THE PROBLEM
Copy out every line that contains the word "style".
Start of GIVEN DATA
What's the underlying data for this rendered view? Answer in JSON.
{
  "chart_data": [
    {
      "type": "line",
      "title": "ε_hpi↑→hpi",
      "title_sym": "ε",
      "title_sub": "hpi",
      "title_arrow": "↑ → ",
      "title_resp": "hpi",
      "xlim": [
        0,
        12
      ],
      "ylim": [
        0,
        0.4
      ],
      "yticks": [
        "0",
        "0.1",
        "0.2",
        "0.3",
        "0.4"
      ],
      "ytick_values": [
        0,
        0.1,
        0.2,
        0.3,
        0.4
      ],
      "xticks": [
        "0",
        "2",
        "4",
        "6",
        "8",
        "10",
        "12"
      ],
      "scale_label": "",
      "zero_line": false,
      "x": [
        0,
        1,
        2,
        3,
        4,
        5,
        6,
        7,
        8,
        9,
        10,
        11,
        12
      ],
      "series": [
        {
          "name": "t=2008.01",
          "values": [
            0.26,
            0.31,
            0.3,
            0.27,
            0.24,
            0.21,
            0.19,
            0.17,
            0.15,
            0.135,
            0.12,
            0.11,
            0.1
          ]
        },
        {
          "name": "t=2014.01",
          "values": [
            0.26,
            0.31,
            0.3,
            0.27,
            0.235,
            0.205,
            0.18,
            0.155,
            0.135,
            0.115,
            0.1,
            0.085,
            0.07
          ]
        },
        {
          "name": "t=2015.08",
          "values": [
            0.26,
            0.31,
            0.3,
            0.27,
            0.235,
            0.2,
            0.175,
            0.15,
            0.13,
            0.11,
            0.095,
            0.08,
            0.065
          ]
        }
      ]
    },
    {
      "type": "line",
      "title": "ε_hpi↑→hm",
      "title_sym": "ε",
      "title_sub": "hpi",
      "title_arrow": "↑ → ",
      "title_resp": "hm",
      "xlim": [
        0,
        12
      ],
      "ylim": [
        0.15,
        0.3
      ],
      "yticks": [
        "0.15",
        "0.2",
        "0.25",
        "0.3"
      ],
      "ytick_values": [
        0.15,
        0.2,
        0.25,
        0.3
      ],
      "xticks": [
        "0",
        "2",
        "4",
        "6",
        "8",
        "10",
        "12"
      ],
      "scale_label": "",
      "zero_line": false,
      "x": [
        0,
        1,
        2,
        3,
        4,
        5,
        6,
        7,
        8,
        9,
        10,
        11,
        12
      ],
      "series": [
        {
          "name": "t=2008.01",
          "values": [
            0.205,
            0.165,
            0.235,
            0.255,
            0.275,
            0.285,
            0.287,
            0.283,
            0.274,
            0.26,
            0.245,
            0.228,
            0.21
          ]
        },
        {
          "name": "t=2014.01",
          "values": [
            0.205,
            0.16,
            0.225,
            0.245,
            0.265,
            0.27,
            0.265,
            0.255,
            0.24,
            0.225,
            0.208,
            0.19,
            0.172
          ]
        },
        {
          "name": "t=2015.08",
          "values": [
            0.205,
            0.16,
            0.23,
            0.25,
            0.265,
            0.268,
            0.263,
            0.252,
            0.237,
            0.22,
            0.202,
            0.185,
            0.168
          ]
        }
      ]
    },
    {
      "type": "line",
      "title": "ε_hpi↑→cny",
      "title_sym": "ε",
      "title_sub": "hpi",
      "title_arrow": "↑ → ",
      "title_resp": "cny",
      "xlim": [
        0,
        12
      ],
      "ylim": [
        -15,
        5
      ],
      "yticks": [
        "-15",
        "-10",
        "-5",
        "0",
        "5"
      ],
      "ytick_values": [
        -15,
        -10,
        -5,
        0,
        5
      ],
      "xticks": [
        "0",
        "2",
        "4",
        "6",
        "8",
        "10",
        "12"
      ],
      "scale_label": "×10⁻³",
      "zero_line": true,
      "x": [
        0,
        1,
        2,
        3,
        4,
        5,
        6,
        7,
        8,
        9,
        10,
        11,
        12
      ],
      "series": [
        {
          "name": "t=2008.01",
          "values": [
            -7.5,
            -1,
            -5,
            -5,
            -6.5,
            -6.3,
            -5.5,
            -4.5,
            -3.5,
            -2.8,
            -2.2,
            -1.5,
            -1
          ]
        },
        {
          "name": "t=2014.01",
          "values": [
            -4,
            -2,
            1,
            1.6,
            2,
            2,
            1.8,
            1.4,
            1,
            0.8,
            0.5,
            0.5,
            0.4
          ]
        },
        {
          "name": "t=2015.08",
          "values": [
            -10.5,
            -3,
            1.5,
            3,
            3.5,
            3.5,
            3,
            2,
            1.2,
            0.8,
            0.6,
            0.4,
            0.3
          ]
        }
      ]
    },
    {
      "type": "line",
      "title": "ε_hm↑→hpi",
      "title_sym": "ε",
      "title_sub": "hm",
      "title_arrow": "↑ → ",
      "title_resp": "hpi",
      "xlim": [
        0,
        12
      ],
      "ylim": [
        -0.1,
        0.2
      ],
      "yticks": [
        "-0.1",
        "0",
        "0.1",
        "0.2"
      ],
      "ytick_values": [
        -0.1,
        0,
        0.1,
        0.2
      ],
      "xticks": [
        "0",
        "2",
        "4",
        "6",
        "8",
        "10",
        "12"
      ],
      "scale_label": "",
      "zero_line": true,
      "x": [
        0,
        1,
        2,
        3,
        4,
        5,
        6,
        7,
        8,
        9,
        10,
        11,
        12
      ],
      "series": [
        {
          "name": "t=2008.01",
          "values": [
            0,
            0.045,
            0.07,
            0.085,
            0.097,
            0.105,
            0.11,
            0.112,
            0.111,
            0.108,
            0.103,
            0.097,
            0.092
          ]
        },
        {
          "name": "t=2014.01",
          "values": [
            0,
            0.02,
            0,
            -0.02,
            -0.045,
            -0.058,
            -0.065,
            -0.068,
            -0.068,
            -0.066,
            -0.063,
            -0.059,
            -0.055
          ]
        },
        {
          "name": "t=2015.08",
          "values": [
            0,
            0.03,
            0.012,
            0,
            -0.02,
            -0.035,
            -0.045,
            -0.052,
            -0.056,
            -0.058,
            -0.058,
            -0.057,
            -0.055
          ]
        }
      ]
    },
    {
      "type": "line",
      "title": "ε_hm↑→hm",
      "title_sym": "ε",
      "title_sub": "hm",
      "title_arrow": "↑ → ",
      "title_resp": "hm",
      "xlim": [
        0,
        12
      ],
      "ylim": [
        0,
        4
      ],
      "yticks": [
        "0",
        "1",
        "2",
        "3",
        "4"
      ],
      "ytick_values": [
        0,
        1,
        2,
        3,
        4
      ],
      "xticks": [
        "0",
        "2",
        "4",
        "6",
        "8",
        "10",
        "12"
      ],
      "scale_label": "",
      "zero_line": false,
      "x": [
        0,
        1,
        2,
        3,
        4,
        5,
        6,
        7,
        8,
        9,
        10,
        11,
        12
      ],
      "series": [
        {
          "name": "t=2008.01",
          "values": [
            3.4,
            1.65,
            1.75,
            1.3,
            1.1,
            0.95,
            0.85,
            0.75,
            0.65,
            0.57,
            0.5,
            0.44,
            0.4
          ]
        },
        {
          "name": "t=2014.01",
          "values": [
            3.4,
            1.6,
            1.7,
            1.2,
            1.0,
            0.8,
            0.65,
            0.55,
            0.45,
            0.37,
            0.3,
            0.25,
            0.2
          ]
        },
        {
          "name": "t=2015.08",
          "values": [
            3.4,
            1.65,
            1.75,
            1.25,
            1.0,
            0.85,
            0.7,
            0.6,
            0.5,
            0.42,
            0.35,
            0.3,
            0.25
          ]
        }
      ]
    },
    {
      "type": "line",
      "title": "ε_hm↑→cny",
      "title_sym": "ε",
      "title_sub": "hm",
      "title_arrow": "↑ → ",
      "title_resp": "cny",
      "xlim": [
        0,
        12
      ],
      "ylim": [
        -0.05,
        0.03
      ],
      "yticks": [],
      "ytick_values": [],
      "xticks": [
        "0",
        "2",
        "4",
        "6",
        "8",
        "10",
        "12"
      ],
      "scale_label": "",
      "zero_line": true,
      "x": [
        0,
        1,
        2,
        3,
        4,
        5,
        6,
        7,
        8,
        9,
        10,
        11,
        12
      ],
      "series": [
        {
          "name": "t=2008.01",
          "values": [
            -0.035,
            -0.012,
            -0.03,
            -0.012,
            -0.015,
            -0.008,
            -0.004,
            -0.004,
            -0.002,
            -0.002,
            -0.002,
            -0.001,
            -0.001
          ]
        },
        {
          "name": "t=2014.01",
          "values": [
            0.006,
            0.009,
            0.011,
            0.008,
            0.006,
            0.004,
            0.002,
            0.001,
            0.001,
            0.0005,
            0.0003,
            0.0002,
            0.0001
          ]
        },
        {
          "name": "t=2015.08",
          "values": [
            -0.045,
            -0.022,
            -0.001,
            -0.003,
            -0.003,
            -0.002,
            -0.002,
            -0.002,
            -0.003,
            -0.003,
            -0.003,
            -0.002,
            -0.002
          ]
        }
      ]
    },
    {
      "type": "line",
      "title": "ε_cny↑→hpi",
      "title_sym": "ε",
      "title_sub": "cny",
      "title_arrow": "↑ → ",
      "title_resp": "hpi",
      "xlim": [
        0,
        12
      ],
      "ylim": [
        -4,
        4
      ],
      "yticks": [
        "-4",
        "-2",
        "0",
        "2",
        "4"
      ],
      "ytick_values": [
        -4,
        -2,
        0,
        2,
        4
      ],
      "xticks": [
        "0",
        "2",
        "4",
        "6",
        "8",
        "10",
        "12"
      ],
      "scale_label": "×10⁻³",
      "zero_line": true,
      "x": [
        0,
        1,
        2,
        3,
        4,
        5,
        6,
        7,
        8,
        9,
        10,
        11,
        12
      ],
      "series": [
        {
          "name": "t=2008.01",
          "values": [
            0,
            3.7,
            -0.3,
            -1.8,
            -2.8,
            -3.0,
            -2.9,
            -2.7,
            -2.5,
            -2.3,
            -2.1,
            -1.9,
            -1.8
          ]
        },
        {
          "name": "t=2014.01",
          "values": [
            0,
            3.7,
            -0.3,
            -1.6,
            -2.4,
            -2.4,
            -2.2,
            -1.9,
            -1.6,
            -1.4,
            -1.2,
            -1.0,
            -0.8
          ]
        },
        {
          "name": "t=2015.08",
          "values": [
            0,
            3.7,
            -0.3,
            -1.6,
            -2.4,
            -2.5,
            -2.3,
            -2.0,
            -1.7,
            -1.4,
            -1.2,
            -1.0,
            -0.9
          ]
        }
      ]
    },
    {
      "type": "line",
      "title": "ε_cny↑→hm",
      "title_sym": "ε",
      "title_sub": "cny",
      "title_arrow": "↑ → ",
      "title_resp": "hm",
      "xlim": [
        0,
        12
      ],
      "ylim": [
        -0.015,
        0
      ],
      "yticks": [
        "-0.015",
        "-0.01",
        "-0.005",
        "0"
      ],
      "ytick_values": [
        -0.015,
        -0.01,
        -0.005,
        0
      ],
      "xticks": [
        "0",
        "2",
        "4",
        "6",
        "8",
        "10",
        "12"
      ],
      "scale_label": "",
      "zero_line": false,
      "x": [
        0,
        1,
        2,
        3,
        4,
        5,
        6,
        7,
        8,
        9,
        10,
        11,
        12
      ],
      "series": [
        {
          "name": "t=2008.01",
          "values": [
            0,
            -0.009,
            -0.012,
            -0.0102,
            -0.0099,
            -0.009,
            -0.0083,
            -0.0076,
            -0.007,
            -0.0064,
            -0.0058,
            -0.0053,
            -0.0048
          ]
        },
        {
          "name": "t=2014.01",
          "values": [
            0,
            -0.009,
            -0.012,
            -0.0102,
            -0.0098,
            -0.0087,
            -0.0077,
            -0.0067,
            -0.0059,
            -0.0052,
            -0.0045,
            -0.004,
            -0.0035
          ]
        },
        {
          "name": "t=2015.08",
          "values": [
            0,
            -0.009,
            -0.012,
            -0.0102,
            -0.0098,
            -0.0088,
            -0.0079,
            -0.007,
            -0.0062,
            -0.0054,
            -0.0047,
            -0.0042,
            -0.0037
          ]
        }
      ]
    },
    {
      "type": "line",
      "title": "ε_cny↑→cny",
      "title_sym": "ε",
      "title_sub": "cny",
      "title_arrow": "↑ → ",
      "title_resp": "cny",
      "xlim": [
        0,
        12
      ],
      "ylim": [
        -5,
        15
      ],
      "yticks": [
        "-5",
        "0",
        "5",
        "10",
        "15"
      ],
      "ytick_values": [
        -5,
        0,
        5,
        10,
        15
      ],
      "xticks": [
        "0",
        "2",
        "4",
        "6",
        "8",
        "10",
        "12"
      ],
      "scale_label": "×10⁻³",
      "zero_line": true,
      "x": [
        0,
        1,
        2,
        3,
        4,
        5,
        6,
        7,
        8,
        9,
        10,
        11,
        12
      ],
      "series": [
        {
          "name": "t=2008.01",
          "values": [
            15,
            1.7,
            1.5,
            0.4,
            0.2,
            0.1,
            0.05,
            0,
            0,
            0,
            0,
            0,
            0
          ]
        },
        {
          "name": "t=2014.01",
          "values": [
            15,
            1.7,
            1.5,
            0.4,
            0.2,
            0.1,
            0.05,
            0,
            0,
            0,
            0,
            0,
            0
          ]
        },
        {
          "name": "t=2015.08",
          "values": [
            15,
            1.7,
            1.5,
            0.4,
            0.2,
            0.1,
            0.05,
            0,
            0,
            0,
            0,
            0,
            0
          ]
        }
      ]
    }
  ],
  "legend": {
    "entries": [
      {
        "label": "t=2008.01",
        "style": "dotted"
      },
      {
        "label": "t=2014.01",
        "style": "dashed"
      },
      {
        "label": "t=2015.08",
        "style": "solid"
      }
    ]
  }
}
End of GIVEN DATA
EXERCISE OUTPUT
        "style": "dotted"
        "style": "dashed"
        "style": "solid"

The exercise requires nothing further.